Return each line of the records holding the string "JSON".

** START Material for this task **

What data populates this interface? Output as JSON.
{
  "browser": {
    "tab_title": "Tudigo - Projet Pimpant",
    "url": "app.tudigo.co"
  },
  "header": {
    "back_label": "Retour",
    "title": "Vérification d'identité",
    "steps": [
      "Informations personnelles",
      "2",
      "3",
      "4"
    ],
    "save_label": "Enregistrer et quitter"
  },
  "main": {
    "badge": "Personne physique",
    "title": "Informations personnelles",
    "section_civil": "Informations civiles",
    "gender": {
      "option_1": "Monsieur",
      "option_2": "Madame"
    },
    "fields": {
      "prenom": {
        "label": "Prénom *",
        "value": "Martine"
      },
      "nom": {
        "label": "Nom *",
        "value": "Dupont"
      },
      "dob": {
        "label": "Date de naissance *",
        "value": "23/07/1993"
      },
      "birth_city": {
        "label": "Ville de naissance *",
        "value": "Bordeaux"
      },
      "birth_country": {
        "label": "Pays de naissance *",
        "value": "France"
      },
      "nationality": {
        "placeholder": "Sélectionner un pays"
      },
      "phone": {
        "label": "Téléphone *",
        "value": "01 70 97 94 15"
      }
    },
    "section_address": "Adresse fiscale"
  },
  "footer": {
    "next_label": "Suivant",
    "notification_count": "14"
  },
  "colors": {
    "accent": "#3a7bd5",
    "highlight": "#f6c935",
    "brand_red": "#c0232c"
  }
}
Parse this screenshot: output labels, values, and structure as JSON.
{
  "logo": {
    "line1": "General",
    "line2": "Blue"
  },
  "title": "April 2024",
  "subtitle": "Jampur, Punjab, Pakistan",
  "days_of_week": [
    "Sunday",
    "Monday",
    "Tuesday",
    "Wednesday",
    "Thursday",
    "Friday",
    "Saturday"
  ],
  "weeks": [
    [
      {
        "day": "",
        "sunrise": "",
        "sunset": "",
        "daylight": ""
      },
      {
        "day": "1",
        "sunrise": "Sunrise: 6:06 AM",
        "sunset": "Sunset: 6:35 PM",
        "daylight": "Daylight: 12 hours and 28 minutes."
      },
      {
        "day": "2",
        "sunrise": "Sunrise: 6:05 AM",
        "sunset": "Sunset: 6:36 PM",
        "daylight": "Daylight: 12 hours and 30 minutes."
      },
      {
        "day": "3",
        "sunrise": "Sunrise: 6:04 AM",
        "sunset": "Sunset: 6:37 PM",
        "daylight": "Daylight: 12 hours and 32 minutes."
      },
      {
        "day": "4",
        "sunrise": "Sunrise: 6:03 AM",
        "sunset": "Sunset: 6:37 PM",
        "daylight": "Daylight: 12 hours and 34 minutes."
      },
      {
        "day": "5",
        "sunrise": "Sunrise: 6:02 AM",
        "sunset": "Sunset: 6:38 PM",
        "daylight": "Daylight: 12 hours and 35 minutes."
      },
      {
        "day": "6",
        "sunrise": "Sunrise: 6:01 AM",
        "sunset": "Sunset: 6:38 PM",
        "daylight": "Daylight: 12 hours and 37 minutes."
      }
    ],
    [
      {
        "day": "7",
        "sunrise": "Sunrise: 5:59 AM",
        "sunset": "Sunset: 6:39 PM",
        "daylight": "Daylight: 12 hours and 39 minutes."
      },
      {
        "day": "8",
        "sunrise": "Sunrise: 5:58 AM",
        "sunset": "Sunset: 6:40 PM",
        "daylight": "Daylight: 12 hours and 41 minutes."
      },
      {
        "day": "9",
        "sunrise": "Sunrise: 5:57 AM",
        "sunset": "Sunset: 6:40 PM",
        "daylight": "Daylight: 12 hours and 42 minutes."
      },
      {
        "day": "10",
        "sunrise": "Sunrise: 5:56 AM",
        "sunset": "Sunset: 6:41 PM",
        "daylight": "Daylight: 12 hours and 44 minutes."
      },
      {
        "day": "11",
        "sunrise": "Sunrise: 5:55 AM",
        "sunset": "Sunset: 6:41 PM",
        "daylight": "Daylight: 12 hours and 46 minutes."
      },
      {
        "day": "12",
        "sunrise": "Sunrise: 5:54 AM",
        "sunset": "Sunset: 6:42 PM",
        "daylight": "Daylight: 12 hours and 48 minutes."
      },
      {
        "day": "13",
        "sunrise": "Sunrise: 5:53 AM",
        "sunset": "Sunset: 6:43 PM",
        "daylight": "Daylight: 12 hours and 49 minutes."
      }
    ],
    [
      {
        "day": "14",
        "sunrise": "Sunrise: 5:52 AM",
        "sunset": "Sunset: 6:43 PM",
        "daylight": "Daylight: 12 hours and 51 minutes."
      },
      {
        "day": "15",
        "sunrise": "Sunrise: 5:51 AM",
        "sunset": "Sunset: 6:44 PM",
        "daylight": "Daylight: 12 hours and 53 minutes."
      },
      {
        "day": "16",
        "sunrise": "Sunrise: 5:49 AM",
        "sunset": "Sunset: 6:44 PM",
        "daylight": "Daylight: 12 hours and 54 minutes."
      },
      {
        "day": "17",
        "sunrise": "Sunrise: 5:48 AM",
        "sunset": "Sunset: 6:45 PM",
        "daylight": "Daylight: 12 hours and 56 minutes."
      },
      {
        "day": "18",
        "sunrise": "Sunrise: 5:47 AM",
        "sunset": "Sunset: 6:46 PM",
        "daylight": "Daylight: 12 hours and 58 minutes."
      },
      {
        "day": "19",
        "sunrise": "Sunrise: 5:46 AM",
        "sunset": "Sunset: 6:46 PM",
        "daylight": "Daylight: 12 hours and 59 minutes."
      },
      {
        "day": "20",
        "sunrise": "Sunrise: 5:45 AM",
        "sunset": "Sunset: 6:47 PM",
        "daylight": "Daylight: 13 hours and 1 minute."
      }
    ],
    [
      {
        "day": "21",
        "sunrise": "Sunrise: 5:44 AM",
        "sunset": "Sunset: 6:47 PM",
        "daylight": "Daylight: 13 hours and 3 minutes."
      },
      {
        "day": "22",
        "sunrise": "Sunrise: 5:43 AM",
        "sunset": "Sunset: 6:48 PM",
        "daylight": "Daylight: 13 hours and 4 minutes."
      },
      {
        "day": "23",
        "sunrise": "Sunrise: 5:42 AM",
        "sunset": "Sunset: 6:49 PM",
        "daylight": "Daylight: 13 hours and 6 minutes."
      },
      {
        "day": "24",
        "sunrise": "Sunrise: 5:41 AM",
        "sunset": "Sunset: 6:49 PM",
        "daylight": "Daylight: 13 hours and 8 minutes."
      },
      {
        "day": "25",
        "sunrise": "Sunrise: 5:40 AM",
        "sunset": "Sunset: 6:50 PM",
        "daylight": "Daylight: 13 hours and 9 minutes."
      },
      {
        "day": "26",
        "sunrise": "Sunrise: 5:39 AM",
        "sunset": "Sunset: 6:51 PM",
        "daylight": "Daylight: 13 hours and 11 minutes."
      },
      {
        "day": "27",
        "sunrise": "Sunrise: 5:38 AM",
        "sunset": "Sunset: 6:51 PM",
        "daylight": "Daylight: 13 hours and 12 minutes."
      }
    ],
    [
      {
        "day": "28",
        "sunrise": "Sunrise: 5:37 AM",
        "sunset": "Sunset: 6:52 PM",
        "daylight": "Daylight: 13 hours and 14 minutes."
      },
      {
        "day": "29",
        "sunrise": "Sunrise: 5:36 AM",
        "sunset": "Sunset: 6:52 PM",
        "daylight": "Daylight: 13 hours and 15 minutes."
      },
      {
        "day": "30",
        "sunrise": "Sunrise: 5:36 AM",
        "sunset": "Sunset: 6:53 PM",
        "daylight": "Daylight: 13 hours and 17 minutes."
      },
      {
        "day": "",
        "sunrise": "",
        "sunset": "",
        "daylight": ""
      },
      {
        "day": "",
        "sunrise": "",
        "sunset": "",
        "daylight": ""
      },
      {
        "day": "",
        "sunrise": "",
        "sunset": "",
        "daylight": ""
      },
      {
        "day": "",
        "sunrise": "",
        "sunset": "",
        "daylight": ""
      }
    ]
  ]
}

** END Material for this task **

Output of the task:
What data populates this interface? Output as JSON.
Parse this screenshot: output labels, values, and structure as JSON.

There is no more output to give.